DIRECTIONS - Scan the entries below. List each line with "contacts".

DATASET EXTRACT -

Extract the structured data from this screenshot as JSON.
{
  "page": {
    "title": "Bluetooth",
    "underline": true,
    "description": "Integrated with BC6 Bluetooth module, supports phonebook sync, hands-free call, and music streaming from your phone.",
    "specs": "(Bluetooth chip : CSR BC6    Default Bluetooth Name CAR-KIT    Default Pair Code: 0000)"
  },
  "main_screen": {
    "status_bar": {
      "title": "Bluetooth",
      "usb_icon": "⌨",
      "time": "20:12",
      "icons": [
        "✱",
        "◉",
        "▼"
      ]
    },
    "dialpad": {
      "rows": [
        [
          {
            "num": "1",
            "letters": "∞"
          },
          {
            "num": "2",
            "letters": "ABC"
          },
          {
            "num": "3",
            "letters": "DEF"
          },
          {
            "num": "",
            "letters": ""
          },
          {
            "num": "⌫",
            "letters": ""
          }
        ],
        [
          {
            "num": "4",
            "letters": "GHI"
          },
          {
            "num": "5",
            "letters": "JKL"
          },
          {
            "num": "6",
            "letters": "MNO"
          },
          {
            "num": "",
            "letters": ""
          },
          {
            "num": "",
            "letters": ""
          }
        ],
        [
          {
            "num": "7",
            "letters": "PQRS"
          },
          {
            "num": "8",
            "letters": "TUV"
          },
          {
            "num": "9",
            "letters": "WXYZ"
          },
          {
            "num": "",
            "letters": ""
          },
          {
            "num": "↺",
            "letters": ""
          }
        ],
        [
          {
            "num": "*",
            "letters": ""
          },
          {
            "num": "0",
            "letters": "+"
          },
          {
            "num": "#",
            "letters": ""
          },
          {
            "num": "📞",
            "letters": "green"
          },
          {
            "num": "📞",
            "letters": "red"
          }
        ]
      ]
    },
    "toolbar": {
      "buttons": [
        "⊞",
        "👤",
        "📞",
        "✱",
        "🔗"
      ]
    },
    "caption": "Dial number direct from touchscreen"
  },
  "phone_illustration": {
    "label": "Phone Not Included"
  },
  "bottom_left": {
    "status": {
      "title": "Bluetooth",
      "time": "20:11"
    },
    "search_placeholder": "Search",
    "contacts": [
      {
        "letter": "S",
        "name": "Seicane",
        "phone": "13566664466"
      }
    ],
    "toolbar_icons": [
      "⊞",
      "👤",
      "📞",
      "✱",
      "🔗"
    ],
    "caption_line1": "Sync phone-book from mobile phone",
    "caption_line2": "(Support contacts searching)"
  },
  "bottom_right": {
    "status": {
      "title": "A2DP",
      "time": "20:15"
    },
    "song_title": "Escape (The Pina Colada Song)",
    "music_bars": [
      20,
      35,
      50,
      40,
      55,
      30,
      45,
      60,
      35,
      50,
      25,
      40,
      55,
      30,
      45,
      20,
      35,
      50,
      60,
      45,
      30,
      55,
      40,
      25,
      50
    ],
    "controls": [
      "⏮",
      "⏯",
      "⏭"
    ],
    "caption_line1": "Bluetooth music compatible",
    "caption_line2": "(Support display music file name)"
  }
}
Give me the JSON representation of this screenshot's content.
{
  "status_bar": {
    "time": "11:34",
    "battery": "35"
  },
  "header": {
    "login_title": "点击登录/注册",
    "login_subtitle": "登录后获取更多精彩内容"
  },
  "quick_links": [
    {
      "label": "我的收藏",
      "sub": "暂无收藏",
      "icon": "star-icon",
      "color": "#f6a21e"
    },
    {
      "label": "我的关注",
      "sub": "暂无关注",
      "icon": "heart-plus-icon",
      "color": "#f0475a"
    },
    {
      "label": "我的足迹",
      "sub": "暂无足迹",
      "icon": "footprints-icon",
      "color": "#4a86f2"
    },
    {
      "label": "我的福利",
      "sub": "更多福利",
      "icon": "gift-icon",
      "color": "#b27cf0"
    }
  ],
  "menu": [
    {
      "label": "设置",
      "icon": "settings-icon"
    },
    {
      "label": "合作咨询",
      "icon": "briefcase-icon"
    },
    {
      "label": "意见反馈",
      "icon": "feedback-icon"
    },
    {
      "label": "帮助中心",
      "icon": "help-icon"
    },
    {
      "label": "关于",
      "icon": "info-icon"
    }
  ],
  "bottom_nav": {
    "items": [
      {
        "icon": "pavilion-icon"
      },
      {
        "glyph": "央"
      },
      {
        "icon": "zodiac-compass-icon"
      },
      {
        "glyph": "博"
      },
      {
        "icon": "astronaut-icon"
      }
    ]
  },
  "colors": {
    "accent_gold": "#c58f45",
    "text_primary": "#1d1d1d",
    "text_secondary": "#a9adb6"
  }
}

SOLUTION TO THIS EXERCISE -
    "contacts": [
    "caption_line2": "(Support contacts searching)"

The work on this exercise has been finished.